▶ [EXERCISE TASK]: Count every line in the entries that follow where the word "JSON" appears, then state only the total.

▶ [ITEMS]:
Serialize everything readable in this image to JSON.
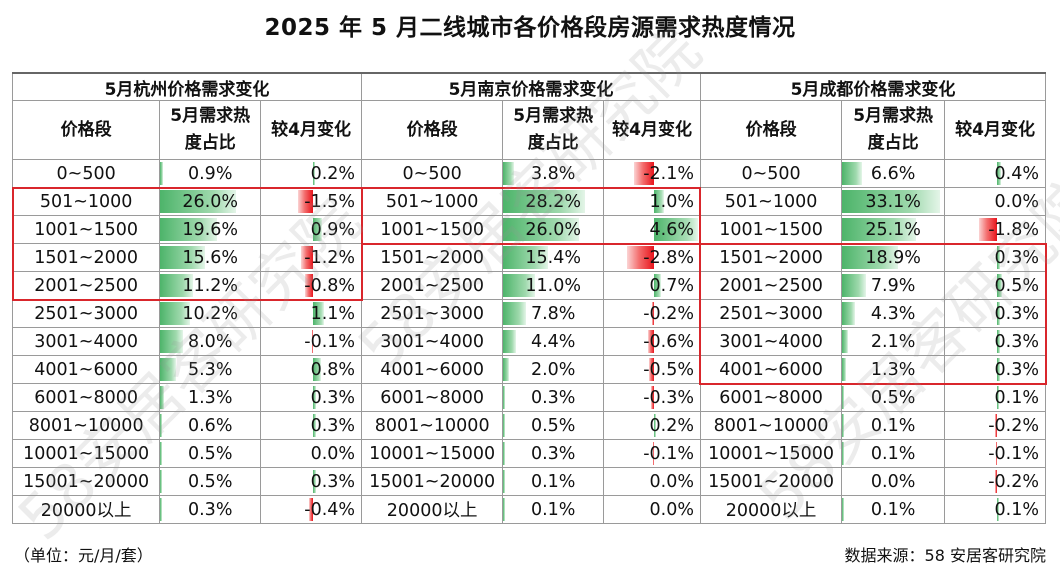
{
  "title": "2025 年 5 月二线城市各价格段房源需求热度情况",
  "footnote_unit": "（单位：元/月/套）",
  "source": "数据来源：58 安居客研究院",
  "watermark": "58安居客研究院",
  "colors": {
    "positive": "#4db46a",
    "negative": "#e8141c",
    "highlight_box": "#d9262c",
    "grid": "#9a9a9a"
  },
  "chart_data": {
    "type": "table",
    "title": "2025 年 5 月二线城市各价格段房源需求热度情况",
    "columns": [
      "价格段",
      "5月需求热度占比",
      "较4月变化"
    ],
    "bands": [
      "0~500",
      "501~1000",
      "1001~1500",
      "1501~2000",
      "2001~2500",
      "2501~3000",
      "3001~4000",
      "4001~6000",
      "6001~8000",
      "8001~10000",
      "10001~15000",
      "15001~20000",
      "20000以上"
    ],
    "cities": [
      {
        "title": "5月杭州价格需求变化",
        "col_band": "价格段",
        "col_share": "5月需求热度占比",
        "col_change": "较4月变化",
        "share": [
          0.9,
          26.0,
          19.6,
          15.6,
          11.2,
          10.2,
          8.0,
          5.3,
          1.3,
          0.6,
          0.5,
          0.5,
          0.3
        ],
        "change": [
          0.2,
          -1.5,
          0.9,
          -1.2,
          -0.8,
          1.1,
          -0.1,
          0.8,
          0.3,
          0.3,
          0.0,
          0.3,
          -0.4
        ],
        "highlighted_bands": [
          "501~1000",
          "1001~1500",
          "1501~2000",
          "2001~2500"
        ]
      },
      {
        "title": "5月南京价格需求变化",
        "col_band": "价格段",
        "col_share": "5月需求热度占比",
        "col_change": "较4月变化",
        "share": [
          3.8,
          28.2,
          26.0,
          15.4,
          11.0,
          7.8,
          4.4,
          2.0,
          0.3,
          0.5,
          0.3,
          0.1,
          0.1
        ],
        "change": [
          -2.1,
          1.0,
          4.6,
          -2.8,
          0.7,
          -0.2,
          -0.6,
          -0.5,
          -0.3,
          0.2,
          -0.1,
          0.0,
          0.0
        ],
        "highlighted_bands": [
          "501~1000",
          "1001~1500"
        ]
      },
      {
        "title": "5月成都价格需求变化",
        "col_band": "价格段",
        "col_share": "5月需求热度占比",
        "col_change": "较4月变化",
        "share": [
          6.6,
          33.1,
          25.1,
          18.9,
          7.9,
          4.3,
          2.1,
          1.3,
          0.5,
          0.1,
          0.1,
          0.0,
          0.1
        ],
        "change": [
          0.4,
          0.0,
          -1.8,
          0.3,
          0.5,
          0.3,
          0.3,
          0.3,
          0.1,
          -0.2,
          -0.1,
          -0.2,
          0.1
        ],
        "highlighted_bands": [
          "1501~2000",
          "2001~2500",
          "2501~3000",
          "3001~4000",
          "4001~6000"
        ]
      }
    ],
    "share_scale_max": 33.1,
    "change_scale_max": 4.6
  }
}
---
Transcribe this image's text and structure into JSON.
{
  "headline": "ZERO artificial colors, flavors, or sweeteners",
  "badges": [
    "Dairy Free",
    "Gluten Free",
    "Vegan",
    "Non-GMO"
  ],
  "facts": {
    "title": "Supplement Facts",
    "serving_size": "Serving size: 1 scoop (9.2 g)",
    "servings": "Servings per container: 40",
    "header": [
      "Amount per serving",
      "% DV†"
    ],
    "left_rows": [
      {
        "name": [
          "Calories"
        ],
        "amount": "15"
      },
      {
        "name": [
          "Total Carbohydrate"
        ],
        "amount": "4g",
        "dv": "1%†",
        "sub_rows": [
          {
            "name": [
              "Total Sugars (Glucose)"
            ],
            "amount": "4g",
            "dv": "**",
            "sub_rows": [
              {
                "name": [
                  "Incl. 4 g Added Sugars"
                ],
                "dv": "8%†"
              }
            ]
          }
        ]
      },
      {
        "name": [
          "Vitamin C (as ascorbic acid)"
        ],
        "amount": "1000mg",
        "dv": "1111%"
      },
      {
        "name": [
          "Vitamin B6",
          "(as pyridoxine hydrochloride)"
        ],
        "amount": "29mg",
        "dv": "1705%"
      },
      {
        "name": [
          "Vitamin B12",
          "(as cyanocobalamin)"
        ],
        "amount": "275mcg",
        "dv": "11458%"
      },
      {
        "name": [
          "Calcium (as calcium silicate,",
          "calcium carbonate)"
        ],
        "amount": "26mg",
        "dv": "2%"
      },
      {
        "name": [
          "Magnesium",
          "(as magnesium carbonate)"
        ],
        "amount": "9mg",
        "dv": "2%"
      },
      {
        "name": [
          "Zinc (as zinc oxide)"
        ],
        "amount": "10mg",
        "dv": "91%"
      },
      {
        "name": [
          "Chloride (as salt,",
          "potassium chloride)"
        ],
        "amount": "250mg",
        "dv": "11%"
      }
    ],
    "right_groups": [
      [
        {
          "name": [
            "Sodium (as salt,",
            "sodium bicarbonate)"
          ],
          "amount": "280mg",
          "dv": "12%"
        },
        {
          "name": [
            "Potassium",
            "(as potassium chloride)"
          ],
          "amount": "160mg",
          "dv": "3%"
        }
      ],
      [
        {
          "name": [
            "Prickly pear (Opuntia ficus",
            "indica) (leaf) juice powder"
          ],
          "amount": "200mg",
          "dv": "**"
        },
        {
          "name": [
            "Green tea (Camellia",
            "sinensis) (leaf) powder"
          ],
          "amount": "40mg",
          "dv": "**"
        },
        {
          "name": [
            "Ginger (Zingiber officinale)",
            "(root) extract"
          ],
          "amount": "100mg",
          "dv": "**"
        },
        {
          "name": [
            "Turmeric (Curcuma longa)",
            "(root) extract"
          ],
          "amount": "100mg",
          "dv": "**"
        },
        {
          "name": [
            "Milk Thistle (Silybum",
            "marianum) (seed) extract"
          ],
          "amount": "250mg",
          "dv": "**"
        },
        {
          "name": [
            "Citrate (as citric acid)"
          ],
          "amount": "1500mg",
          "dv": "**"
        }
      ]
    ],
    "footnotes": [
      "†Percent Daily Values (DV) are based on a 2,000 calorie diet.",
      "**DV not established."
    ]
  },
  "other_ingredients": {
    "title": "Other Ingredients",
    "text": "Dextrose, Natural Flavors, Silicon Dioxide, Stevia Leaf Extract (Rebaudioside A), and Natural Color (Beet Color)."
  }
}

▶ [ANSWER IN FULL]: 2